▽

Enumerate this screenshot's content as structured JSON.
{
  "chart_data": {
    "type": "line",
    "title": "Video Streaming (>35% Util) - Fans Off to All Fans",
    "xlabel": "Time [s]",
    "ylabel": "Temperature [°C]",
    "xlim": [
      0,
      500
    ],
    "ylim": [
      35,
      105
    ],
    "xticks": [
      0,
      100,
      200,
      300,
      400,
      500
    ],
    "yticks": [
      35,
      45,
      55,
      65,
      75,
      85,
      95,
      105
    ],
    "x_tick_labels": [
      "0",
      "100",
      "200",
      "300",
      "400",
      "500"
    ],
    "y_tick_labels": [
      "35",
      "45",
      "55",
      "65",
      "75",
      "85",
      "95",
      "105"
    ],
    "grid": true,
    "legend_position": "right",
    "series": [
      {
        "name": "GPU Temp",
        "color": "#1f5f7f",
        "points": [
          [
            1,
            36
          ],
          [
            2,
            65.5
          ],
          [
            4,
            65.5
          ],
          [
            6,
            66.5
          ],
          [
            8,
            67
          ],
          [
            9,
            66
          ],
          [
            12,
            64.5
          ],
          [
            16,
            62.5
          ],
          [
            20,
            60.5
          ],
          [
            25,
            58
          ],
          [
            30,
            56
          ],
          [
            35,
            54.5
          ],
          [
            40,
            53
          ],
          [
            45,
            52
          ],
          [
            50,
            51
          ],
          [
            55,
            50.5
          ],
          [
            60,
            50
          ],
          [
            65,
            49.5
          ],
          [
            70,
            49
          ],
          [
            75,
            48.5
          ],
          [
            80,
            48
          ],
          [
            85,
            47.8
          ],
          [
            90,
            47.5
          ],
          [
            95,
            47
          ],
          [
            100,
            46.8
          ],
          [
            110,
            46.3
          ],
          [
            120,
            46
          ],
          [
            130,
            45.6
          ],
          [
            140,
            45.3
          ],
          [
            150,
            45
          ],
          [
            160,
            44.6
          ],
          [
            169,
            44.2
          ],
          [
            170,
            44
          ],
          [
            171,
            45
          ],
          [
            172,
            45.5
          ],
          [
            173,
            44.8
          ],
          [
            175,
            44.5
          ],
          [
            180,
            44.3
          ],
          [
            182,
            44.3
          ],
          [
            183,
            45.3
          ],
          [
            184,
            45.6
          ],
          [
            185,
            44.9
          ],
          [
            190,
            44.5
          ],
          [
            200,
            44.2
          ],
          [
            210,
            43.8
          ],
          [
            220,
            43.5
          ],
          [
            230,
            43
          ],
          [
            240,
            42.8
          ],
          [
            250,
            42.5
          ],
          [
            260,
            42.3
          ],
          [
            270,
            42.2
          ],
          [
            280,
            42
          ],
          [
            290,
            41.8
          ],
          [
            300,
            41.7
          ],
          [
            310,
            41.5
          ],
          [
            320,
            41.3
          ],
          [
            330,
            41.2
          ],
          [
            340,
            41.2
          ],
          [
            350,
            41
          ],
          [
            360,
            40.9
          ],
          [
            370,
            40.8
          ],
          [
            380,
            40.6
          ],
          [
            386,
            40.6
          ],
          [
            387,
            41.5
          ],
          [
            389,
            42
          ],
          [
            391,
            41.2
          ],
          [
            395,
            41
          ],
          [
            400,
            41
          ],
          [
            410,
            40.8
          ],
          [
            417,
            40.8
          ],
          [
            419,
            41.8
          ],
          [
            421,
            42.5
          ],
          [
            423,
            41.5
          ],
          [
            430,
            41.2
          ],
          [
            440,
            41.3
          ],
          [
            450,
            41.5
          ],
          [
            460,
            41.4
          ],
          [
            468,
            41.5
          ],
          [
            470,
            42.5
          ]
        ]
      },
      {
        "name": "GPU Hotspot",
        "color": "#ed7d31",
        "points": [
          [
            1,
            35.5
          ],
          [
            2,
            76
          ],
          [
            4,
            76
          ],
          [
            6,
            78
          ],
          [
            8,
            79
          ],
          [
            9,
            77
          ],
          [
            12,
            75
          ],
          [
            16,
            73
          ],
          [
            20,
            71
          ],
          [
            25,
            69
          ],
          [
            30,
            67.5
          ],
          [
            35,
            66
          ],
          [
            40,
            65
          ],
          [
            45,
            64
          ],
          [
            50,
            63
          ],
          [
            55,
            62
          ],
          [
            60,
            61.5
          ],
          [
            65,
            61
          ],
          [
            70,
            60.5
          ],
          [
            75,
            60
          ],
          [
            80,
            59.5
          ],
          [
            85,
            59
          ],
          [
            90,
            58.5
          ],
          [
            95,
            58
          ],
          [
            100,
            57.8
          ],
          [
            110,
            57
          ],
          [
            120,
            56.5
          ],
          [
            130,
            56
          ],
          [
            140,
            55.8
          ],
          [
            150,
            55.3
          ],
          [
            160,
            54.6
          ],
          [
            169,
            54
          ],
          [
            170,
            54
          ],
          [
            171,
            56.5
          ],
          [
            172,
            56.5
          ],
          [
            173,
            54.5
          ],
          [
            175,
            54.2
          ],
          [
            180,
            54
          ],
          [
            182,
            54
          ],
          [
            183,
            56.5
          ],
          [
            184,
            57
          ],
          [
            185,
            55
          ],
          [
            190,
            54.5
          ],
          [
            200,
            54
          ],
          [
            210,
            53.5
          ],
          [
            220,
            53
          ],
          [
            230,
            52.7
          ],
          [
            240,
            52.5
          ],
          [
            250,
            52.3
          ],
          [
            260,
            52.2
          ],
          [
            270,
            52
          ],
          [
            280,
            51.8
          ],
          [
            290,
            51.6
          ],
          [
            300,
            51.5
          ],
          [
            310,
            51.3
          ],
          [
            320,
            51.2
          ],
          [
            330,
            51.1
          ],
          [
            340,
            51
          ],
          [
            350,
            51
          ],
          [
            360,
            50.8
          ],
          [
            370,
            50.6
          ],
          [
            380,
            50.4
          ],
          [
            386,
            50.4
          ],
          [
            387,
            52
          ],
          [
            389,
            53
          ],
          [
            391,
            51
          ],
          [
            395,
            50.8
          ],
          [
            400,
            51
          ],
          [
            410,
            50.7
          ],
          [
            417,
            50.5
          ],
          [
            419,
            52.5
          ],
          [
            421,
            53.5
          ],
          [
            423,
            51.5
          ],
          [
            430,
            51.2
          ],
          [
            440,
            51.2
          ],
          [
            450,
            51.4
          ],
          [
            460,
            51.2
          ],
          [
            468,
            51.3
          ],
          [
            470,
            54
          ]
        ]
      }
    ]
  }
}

△

Given exercise: Copy out the whole listing exactly; please set it all down.

Exercise solution:
Enumerate this screenshot's content as structured JSON.
{
  "chart_data": {
    "type": "line",
    "title": "Video Streaming (>35% Util) - Fans Off to All Fans",
    "xlabel": "Time [s]",
    "ylabel": "Temperature [°C]",
    "xlim": [
      0,
      500
    ],
    "ylim": [
      35,
      105
    ],
    "xticks": [
      0,
      100,
      200,
      300,
      400,
      500
    ],
    "yticks": [
      35,
      45,
      55,
      65,
      75,
      85,
      95,
      105
    ],
    "x_tick_labels": [
      "0",
      "100",
      "200",
      "300",
      "400",
      "500"
    ],
    "y_tick_labels": [
      "35",
      "45",
      "55",
      "65",
      "75",
      "85",
      "95",
      "105"
    ],
    "grid": true,
    "legend_position": "right",
    "series": [
      {
        "name": "GPU Temp",
        "color": "#1f5f7f",
        "points": [
          [
            1,
            36
          ],
          [
            2,
            65.5
          ],
          [
            4,
            65.5
          ],
          [
            6,
            66.5
          ],
          [
            8,
            67
          ],
          [
            9,
            66
          ],
          [
            12,
            64.5
          ],
          [
            16,
            62.5
          ],
          [
            20,
            60.5
          ],
          [
            25,
            58
          ],
          [
            30,
            56
          ],
          [
            35,
            54.5
          ],
          [
            40,
            53
          ],
          [
            45,
            52
          ],
          [
            50,
            51
          ],
          [
            55,
            50.5
          ],
          [
            60,
            50
          ],
          [
            65,
            49.5
          ],
          [
            70,
            49
          ],
          [
            75,
            48.5
          ],
          [
            80,
            48
          ],
          [
            85,
            47.8
          ],
          [
            90,
            47.5
          ],
          [
            95,
            47
          ],
          [
            100,
            46.8
          ],
          [
            110,
            46.3
          ],
          [
            120,
            46
          ],
          [
            130,
            45.6
          ],
          [
            140,
            45.3
          ],
          [
            150,
            45
          ],
          [
            160,
            44.6
          ],
          [
            169,
            44.2
          ],
          [
            170,
            44
          ],
          [
            171,
            45
          ],
          [
            172,
            45.5
          ],
          [
            173,
            44.8
          ],
          [
            175,
            44.5
          ],
          [
            180,
            44.3
          ],
          [
            182,
            44.3
          ],
          [
            183,
            45.3
          ],
          [
            184,
            45.6
          ],
          [
            185,
            44.9
          ],
          [
            190,
            44.5
          ],
          [
            200,
            44.2
          ],
          [
            210,
            43.8
          ],
          [
            220,
            43.5
          ],
          [
            230,
            43
          ],
          [
            240,
            42.8
          ],
          [
            250,
            42.5
          ],
          [
            260,
            42.3
          ],
          [
            270,
            42.2
          ],
          [
            280,
            42
          ],
          [
            290,
            41.8
          ],
          [
            300,
            41.7
          ],
          [
            310,
            41.5
          ],
          [
            320,
            41.3
          ],
          [
            330,
            41.2
          ],
          [
            340,
            41.2
          ],
          [
            350,
            41
          ],
          [
            360,
            40.9
          ],
          [
            370,
            40.8
          ],
          [
            380,
            40.6
          ],
          [
            386,
            40.6
          ],
          [
            387,
            41.5
          ],
          [
            389,
            42
          ],
          [
            391,
            41.2
          ],
          [
            395,
            41
          ],
          [
            400,
            41
          ],
          [
            410,
            40.8
          ],
          [
            417,
            40.8
          ],
          [
            419,
            41.8
          ],
          [
            421,
            42.5
          ],
          [
            423,
            41.5
          ],
          [
            430,
            41.2
          ],
          [
            440,
            41.3
          ],
          [
            450,
            41.5
          ],
          [
            460,
            41.4
          ],
          [
            468,
            41.5
          ],
          [
            470,
            42.5
          ]
        ]
      },
      {
        "name": "GPU Hotspot",
        "color": "#ed7d31",
        "points": [
          [
            1,
            35.5
          ],
          [
            2,
            76
          ],
          [
            4,
            76
          ],
          [
            6,
            78
          ],
          [
            8,
            79
          ],
          [
            9,
            77
          ],
          [
            12,
            75
          ],
          [
            16,
            73
          ],
          [
            20,
            71
          ],
          [
            25,
            69
          ],
          [
            30,
            67.5
          ],
          [
            35,
            66
          ],
          [
            40,
            65
          ],
          [
            45,
            64
          ],
          [
            50,
            63
          ],
          [
            55,
            62
          ],
          [
            60,
            61.5
          ],
          [
            65,
            61
          ],
          [
            70,
            60.5
          ],
          [
            75,
            60
          ],
          [
            80,
            59.5
          ],
          [
            85,
            59
          ],
          [
            90,
            58.5
          ],
          [
            95,
            58
          ],
          [
            100,
            57.8
          ],
          [
            110,
            57
          ],
          [
            120,
            56.5
          ],
          [
            130,
            56
          ],
          [
            140,
            55.8
          ],
          [
            150,
            55.3
          ],
          [
            160,
            54.6
          ],
          [
            169,
            54
          ],
          [
            170,
            54
          ],
          [
            171,
            56.5
          ],
          [
            172,
            56.5
          ],
          [
            173,
            54.5
          ],
          [
            175,
            54.2
          ],
          [
            180,
            54
          ],
          [
            182,
            54
          ],
          [
            183,
            56.5
          ],
          [
            184,
            57
          ],
          [
            185,
            55
          ],
          [
            190,
            54.5
          ],
          [
            200,
            54
          ],
          [
            210,
            53.5
          ],
          [
            220,
            53
          ],
          [
            230,
            52.7
          ],
          [
            240,
            52.5
          ],
          [
            250,
            52.3
          ],
          [
            260,
            52.2
          ],
          [
            270,
            52
          ],
          [
            280,
            51.8
          ],
          [
            290,
            51.6
          ],
          [
            300,
            51.5
          ],
          [
            310,
            51.3
          ],
          [
            320,
            51.2
          ],
          [
            330,
            51.1
          ],
          [
            340,
            51
          ],
          [
            350,
            51
          ],
          [
            360,
            50.8
          ],
          [
            370,
            50.6
          ],
          [
            380,
            50.4
          ],
          [
            386,
            50.4
          ],
          [
            387,
            52
          ],
          [
            389,
            53
          ],
          [
            391,
            51
          ],
          [
            395,
            50.8
          ],
          [
            400,
            51
          ],
          [
            410,
            50.7
          ],
          [
            417,
            50.5
          ],
          [
            419,
            52.5
          ],
          [
            421,
            53.5
          ],
          [
            423,
            51.5
          ],
          [
            430,
            51.2
          ],
          [
            440,
            51.2
          ],
          [
            450,
            51.4
          ],
          [
            460,
            51.2
          ],
          [
            468,
            51.3
          ],
          [
            470,
            54
          ]
        ]
      }
    ]
  }
}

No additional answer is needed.